◆ Exercise objective
Would you restate all the data that follows, word for word?

◆ Records for this task
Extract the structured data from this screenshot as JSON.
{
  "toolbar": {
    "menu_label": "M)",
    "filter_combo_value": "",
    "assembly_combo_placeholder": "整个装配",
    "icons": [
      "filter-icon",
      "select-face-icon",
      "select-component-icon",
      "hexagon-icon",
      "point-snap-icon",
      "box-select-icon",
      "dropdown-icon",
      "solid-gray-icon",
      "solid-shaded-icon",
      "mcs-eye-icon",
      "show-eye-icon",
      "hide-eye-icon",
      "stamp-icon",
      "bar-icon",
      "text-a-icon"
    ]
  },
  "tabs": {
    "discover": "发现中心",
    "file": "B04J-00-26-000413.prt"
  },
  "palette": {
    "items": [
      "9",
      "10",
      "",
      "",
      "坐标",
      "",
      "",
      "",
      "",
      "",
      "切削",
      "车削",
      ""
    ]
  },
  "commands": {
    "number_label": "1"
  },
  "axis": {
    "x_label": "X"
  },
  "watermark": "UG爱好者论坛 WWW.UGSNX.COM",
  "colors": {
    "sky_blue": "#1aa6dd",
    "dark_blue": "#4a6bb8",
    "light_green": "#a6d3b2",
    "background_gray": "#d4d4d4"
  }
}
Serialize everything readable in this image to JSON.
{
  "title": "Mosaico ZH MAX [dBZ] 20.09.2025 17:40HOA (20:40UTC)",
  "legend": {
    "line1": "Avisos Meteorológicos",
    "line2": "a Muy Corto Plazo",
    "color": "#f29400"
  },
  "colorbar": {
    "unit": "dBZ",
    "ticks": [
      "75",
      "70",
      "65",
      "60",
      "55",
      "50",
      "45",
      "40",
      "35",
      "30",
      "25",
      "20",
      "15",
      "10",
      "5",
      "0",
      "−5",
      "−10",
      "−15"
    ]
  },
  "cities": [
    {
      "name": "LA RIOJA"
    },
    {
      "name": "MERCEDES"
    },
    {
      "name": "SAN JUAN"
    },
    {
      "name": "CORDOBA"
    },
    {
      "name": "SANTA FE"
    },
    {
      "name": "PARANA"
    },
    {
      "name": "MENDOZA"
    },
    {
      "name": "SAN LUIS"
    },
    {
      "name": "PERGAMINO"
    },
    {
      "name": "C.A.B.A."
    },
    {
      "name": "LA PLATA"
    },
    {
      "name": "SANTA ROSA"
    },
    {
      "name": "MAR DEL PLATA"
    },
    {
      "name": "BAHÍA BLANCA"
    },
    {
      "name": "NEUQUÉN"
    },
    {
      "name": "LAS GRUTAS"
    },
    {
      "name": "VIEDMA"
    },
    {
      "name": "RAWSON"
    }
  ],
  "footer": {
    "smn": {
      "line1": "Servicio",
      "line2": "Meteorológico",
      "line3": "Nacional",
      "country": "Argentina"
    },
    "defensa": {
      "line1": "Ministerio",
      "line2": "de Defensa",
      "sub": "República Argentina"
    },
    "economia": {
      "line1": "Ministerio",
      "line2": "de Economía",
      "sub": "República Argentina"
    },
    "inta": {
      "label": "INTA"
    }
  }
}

◆ Expected output
Extract the structured data from this screenshot as JSON.
{
  "toolbar": {
    "menu_label": "M)",
    "filter_combo_value": "",
    "assembly_combo_placeholder": "整个装配",
    "icons": [
      "filter-icon",
      "select-face-icon",
      "select-component-icon",
      "hexagon-icon",
      "point-snap-icon",
      "box-select-icon",
      "dropdown-icon",
      "solid-gray-icon",
      "solid-shaded-icon",
      "mcs-eye-icon",
      "show-eye-icon",
      "hide-eye-icon",
      "stamp-icon",
      "bar-icon",
      "text-a-icon"
    ]
  },
  "tabs": {
    "discover": "发现中心",
    "file": "B04J-00-26-000413.prt"
  },
  "palette": {
    "items": [
      "9",
      "10",
      "",
      "",
      "坐标",
      "",
      "",
      "",
      "",
      "",
      "切削",
      "车削",
      ""
    ]
  },
  "commands": {
    "number_label": "1"
  },
  "axis": {
    "x_label": "X"
  },
  "watermark": "UG爱好者论坛 WWW.UGSNX.COM",
  "colors": {
    "sky_blue": "#1aa6dd",
    "dark_blue": "#4a6bb8",
    "light_green": "#a6d3b2",
    "background_gray": "#d4d4d4"
  }
}
Serialize everything readable in this image to JSON.
{
  "title": "Mosaico ZH MAX [dBZ] 20.09.2025 17:40HOA (20:40UTC)",
  "legend": {
    "line1": "Avisos Meteorológicos",
    "line2": "a Muy Corto Plazo",
    "color": "#f29400"
  },
  "colorbar": {
    "unit": "dBZ",
    "ticks": [
      "75",
      "70",
      "65",
      "60",
      "55",
      "50",
      "45",
      "40",
      "35",
      "30",
      "25",
      "20",
      "15",
      "10",
      "5",
      "0",
      "−5",
      "−10",
      "−15"
    ]
  },
  "cities": [
    {
      "name": "LA RIOJA"
    },
    {
      "name": "MERCEDES"
    },
    {
      "name": "SAN JUAN"
    },
    {
      "name": "CORDOBA"
    },
    {
      "name": "SANTA FE"
    },
    {
      "name": "PARANA"
    },
    {
      "name": "MENDOZA"
    },
    {
      "name": "SAN LUIS"
    },
    {
      "name": "PERGAMINO"
    },
    {
      "name": "C.A.B.A."
    },
    {
      "name": "LA PLATA"
    },
    {
      "name": "SANTA ROSA"
    },
    {
      "name": "MAR DEL PLATA"
    },
    {
      "name": "BAHÍA BLANCA"
    },
    {
      "name": "NEUQUÉN"
    },
    {
      "name": "LAS GRUTAS"
    },
    {
      "name": "VIEDMA"
    },
    {
      "name": "RAWSON"
    }
  ],
  "footer": {
    "smn": {
      "line1": "Servicio",
      "line2": "Meteorológico",
      "line3": "Nacional",
      "country": "Argentina"
    },
    "defensa": {
      "line1": "Ministerio",
      "line2": "de Defensa",
      "sub": "República Argentina"
    },
    "economia": {
      "line1": "Ministerio",
      "line2": "de Economía",
      "sub": "República Argentina"
    },
    "inta": {
      "label": "INTA"
    }
  }
}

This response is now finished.